** START Stored records **
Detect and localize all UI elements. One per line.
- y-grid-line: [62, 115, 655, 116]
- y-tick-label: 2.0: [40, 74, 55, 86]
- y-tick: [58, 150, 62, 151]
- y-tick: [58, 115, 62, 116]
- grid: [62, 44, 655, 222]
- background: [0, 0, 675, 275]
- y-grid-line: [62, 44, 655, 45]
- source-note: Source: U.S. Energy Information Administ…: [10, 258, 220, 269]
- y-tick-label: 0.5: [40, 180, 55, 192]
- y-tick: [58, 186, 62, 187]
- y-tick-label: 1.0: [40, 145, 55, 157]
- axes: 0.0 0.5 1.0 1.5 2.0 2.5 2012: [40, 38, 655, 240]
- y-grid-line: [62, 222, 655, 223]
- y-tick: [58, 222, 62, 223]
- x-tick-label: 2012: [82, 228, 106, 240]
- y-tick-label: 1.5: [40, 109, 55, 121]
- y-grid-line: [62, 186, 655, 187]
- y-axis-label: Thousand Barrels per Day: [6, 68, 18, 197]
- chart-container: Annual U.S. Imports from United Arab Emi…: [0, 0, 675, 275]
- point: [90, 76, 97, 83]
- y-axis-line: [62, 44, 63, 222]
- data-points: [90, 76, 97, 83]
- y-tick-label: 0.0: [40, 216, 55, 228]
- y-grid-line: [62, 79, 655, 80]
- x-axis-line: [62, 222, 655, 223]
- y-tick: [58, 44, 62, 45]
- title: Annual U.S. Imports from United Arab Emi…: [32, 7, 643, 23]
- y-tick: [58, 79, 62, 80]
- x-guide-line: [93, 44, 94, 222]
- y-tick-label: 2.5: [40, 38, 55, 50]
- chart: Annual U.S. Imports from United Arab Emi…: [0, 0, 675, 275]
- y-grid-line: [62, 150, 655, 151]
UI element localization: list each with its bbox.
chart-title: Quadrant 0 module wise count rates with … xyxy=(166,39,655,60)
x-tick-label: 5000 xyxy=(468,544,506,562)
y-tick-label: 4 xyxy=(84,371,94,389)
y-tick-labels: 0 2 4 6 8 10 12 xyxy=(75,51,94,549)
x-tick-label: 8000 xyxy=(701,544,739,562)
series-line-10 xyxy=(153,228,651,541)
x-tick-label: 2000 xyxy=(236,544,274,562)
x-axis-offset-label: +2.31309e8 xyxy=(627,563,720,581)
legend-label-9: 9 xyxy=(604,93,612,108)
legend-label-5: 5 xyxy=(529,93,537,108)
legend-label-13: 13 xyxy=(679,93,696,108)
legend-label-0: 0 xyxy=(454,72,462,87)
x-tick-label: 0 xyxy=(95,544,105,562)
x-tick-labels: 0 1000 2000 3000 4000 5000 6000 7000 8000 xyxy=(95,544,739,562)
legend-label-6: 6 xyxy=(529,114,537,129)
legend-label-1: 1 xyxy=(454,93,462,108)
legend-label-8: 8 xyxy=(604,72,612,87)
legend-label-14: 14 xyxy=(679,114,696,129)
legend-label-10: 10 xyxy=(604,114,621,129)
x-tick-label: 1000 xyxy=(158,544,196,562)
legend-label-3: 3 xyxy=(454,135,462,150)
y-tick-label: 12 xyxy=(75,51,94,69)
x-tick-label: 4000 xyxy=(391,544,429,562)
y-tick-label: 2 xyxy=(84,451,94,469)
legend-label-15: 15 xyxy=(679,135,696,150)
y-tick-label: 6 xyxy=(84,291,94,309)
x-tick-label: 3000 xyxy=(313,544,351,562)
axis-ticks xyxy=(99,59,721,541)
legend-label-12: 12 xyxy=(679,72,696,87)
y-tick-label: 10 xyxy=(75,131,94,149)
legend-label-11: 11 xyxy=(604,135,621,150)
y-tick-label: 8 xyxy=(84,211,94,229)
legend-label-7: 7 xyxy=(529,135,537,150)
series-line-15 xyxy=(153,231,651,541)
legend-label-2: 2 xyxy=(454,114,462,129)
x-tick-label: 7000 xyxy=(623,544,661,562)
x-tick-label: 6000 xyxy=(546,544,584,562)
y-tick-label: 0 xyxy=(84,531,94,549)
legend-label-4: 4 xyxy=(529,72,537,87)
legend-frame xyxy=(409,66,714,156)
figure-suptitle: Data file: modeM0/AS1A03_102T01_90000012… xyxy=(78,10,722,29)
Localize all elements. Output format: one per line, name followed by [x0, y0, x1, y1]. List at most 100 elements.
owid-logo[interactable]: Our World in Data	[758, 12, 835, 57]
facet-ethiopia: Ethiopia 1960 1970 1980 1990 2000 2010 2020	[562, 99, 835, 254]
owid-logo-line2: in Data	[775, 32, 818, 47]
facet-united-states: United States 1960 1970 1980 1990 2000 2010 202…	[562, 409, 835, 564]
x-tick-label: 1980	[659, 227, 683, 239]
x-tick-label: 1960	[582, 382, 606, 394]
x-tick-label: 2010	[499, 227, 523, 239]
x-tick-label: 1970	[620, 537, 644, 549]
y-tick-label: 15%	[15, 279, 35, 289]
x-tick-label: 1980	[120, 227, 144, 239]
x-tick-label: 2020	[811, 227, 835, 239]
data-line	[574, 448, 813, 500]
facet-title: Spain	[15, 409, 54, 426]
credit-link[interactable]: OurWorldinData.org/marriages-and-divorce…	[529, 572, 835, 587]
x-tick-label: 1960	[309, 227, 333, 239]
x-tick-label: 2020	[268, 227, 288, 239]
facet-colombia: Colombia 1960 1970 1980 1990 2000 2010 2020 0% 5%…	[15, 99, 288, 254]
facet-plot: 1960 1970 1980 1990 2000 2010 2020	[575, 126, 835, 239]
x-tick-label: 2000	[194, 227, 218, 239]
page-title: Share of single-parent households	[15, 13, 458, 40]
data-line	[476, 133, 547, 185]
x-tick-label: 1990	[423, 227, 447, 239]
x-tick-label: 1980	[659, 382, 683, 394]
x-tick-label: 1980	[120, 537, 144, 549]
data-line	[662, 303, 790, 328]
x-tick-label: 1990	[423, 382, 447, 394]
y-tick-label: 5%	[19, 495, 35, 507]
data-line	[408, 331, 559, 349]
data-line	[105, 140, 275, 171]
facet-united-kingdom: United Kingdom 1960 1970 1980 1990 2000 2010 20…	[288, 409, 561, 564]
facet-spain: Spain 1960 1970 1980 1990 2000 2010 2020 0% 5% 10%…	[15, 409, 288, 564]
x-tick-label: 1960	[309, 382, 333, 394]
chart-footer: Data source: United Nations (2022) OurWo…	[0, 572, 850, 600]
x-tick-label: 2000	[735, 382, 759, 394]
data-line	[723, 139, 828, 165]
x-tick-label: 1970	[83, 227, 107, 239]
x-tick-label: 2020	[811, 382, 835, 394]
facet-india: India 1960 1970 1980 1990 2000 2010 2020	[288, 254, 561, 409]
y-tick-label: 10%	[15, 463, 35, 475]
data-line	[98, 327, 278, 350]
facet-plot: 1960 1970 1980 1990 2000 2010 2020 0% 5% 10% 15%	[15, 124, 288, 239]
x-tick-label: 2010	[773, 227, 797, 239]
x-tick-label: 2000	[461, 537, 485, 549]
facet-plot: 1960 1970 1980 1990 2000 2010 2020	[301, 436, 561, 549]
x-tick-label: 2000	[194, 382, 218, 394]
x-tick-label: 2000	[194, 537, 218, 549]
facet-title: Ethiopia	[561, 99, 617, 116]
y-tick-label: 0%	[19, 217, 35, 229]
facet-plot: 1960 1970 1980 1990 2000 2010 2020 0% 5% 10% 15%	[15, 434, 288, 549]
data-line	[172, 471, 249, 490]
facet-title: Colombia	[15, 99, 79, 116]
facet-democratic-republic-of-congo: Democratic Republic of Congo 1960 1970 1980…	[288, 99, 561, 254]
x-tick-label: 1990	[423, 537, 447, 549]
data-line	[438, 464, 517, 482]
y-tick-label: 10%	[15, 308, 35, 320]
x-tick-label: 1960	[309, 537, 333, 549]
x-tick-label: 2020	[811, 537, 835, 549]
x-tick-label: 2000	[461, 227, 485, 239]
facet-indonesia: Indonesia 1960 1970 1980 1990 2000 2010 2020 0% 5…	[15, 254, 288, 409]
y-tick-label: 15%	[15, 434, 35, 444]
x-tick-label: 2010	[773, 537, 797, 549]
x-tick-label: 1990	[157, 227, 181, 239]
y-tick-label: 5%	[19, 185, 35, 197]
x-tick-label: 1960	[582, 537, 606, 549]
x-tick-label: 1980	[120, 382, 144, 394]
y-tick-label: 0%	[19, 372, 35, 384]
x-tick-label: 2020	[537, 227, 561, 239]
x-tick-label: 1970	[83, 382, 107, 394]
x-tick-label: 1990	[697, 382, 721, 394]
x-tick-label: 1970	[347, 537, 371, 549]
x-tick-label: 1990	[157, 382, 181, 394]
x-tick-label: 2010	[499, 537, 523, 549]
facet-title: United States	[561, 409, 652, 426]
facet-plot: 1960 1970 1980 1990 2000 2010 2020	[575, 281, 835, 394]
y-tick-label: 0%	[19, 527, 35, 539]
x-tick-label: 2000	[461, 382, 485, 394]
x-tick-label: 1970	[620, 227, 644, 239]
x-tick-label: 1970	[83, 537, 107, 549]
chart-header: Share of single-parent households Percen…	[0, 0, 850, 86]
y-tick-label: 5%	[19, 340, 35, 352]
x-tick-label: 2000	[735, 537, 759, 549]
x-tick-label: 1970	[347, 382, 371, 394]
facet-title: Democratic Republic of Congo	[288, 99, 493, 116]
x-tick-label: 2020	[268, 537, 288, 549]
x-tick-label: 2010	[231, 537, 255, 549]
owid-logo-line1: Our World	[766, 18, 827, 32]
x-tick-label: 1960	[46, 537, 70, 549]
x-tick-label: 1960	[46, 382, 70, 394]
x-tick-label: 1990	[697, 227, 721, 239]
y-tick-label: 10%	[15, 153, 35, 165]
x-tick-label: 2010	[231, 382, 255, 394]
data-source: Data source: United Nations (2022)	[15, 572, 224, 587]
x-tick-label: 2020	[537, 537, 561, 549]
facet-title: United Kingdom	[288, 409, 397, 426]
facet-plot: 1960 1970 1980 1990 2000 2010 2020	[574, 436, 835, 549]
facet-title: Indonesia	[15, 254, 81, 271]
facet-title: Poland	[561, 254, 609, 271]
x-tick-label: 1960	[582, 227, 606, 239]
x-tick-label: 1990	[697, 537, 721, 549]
** END Stored records **
→ Task statement
Reproduce the material character for character, starting with its first line and going on through the line that contains "- y-axis-line: [62, 44, 63, 222]", including both of those lines.

→ Written reply
Detect and localize all UI elements. One per line.
- y-grid-line: [62, 115, 655, 116]
- y-tick-label: 2.0: [40, 74, 55, 86]
- y-tick: [58, 150, 62, 151]
- y-tick: [58, 115, 62, 116]
- grid: [62, 44, 655, 222]
- background: [0, 0, 675, 275]
- y-grid-line: [62, 44, 655, 45]
- source-note: Source: U.S. Energy Information Administ…: [10, 258, 220, 269]
- y-tick-label: 0.5: [40, 180, 55, 192]
- y-tick: [58, 186, 62, 187]
- y-tick-label: 1.0: [40, 145, 55, 157]
- axes: 0.0 0.5 1.0 1.5 2.0 2.5 2012: [40, 38, 655, 240]
- y-grid-line: [62, 222, 655, 223]
- y-tick: [58, 222, 62, 223]
- x-tick-label: 2012: [82, 228, 106, 240]
- y-tick-label: 1.5: [40, 109, 55, 121]
- y-grid-line: [62, 186, 655, 187]
- y-axis-label: Thousand Barrels per Day: [6, 68, 18, 197]
- chart-container: Annual U.S. Imports from United Arab Emi…: [0, 0, 675, 275]
- point: [90, 76, 97, 83]
- y-axis-line: [62, 44, 63, 222]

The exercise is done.